# [The request]
Where a line in the listing contains the string "Natural", copy that line out.

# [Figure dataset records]
==============================

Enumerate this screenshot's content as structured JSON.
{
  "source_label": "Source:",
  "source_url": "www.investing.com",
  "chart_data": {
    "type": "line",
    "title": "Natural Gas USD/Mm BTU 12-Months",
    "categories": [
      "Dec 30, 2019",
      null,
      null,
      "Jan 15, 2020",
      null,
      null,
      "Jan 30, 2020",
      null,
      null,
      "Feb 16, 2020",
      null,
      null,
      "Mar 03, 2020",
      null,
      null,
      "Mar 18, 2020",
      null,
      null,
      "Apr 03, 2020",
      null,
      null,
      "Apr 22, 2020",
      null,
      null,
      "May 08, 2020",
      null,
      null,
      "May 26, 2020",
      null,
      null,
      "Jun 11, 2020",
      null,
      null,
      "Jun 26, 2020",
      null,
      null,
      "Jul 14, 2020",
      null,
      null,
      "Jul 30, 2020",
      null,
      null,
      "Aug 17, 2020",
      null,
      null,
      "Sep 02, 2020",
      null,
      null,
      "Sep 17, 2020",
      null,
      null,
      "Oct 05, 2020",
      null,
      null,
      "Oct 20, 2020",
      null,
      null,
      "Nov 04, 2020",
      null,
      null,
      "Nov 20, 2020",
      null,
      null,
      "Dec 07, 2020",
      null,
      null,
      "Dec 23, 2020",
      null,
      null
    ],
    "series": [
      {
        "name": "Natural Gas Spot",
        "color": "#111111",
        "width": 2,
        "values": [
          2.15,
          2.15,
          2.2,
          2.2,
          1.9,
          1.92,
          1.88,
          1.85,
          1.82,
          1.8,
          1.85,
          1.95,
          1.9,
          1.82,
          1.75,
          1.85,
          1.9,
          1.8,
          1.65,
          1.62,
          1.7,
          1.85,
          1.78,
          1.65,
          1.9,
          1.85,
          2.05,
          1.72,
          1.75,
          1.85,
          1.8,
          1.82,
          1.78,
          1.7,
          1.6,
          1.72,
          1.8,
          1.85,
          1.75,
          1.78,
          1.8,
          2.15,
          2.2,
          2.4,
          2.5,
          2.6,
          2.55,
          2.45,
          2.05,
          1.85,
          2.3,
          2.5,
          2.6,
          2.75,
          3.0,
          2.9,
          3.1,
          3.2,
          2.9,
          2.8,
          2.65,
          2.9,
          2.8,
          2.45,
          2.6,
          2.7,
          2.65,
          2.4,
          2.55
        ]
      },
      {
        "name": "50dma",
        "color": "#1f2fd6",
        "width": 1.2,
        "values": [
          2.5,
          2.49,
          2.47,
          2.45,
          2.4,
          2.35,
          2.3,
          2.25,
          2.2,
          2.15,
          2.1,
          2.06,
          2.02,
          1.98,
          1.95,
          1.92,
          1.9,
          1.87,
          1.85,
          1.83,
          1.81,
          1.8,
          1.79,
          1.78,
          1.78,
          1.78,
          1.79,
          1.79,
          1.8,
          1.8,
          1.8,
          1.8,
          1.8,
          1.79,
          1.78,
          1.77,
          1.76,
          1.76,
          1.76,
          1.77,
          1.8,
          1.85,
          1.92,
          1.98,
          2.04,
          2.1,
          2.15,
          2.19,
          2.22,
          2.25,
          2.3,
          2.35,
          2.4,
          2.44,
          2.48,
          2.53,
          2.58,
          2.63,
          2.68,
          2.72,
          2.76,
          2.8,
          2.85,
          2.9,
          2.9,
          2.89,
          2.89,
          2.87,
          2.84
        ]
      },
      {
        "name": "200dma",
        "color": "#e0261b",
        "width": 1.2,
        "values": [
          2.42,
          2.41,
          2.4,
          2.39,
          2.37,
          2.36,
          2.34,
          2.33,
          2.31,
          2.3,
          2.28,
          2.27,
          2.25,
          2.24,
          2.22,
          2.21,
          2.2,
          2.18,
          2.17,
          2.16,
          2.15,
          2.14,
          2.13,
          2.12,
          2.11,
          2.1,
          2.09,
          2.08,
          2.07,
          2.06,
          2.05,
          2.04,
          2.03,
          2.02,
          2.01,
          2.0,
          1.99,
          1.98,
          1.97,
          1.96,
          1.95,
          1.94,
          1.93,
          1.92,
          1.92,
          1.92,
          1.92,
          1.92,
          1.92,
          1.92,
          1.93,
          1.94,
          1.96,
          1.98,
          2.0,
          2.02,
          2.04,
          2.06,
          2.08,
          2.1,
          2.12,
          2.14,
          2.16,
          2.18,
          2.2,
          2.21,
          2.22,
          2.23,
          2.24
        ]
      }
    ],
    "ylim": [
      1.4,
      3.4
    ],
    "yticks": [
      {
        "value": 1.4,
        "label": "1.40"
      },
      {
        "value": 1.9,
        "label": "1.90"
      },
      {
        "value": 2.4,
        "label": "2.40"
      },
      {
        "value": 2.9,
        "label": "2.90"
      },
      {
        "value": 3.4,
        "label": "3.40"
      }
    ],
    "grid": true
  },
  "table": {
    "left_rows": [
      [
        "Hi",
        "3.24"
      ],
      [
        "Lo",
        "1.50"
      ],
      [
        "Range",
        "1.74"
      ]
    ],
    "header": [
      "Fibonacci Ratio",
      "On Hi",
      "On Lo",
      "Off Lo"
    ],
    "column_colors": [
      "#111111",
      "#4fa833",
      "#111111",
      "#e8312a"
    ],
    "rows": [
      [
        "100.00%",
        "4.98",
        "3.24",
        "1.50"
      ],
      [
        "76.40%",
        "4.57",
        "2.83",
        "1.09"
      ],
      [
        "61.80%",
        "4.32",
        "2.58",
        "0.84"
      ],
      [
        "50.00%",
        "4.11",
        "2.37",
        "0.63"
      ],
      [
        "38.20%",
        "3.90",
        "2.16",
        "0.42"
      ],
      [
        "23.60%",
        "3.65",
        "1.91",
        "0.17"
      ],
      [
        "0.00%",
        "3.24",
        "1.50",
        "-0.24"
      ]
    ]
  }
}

==============================

# [Written response]
    "title": "Natural Gas USD/Mm BTU 12-Months",
        "name": "Natural Gas Spot",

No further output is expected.